◆ **TASK REQUIREMENTS**:
Write out all lines holding the word "Pressure".

◆ **DATA FOR PROCESSING**:
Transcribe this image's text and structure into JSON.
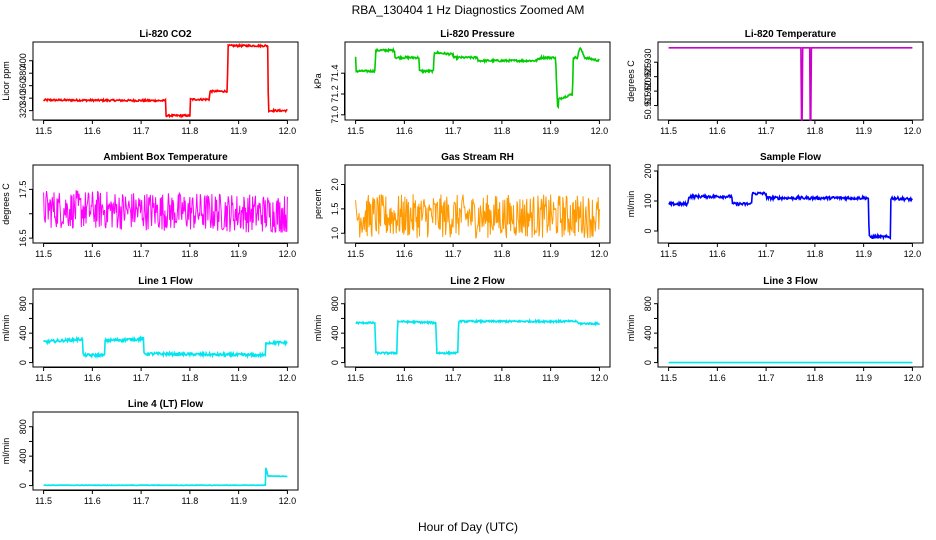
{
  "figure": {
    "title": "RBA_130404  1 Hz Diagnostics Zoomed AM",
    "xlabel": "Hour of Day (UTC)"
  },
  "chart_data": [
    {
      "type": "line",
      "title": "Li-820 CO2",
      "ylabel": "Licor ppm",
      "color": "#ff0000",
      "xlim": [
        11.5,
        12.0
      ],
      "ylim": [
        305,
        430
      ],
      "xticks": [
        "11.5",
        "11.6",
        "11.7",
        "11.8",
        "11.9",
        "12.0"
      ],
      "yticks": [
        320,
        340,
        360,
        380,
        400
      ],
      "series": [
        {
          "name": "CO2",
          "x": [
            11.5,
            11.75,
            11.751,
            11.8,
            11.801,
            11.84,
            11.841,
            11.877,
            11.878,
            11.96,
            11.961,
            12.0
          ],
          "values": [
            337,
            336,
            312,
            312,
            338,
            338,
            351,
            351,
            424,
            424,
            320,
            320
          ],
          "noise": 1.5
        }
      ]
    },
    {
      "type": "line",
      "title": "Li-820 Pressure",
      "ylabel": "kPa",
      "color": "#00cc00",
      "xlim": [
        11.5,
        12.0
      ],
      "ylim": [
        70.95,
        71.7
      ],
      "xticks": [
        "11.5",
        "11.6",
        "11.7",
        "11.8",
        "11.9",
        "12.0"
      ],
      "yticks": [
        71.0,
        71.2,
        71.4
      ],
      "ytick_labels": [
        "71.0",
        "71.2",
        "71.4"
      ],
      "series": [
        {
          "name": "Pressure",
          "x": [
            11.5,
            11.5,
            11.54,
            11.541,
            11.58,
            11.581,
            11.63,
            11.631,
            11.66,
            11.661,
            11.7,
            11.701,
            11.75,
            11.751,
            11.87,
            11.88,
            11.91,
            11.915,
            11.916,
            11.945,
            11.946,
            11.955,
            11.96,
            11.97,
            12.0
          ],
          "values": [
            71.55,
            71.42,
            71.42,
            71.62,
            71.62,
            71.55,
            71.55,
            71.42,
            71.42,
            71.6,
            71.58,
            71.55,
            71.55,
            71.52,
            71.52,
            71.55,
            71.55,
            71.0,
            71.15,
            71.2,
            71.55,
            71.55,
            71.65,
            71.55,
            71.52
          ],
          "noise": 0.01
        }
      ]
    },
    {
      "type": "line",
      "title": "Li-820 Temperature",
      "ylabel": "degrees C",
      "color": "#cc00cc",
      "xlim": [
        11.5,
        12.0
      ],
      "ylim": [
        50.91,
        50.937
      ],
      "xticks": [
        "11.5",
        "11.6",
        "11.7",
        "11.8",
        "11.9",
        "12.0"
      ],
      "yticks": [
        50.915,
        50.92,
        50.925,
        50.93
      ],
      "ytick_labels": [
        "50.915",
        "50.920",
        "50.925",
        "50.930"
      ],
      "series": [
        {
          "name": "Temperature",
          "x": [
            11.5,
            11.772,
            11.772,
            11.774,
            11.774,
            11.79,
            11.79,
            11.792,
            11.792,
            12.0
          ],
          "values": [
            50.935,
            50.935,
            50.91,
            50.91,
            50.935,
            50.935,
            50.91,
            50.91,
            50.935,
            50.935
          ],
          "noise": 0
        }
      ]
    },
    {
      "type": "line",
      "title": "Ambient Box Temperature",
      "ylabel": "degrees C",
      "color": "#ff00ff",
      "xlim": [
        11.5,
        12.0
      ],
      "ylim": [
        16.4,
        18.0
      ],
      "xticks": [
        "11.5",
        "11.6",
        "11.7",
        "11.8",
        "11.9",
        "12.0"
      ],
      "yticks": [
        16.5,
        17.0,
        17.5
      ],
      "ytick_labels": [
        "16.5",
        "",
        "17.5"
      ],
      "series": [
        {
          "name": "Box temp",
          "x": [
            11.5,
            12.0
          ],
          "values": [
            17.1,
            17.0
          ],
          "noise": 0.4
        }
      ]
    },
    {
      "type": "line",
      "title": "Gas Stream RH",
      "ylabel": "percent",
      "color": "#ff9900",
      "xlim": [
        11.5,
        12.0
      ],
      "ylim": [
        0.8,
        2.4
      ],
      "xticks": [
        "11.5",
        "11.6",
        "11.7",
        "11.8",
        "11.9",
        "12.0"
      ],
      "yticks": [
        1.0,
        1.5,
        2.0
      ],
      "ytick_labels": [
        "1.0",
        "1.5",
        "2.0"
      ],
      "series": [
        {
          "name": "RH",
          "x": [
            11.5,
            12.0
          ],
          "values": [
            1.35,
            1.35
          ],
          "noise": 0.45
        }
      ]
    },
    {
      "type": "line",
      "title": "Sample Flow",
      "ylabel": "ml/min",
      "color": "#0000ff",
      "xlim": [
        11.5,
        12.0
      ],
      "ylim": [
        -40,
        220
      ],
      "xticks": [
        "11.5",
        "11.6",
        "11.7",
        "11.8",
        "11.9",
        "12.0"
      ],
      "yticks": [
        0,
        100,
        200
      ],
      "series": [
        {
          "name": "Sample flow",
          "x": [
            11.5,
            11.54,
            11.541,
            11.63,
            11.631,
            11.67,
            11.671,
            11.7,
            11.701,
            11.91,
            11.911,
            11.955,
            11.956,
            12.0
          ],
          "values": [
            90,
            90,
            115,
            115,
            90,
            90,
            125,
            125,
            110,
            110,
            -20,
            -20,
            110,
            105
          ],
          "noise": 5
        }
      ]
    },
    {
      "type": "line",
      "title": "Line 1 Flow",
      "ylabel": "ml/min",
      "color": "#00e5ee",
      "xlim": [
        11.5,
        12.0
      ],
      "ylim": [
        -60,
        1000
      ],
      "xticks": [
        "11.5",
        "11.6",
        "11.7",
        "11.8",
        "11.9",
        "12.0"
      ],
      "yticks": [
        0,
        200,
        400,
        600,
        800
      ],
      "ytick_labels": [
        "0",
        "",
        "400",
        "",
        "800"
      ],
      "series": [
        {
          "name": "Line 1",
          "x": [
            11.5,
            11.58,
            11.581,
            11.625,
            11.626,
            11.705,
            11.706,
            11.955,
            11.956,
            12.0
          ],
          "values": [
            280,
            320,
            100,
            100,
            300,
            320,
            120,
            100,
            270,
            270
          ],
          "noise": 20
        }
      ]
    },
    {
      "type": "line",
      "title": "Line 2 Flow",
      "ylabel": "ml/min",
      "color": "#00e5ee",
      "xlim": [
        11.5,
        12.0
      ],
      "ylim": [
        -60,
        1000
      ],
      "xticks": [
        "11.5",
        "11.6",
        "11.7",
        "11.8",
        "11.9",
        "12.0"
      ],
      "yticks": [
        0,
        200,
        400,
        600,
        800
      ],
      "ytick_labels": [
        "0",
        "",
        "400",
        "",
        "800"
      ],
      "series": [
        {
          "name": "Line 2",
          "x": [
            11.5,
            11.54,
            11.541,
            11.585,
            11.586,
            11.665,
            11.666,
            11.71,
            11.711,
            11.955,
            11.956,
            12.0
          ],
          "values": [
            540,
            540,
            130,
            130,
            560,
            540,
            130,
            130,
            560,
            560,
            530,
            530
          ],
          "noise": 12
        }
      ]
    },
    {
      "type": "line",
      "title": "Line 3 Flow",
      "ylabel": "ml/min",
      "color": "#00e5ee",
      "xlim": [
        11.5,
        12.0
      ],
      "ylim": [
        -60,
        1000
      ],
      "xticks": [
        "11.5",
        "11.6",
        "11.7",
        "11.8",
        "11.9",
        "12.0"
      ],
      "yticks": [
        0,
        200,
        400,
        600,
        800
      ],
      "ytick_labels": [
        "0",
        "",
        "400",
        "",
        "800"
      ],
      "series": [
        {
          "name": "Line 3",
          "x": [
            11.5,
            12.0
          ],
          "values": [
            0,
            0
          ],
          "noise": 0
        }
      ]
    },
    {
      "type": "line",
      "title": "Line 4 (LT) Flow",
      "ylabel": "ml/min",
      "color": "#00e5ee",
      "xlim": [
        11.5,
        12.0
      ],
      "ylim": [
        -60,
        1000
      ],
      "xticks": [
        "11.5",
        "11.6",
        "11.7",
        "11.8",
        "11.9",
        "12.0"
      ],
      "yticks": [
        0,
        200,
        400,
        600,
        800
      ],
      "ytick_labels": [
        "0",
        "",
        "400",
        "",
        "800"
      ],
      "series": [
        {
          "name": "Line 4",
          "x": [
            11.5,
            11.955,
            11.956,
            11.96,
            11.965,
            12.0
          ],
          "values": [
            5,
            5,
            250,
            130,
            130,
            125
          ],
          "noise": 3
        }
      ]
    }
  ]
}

◆ **FULL ANSWER**:
      "title": "Li-820 Pressure",
          "name": "Pressure",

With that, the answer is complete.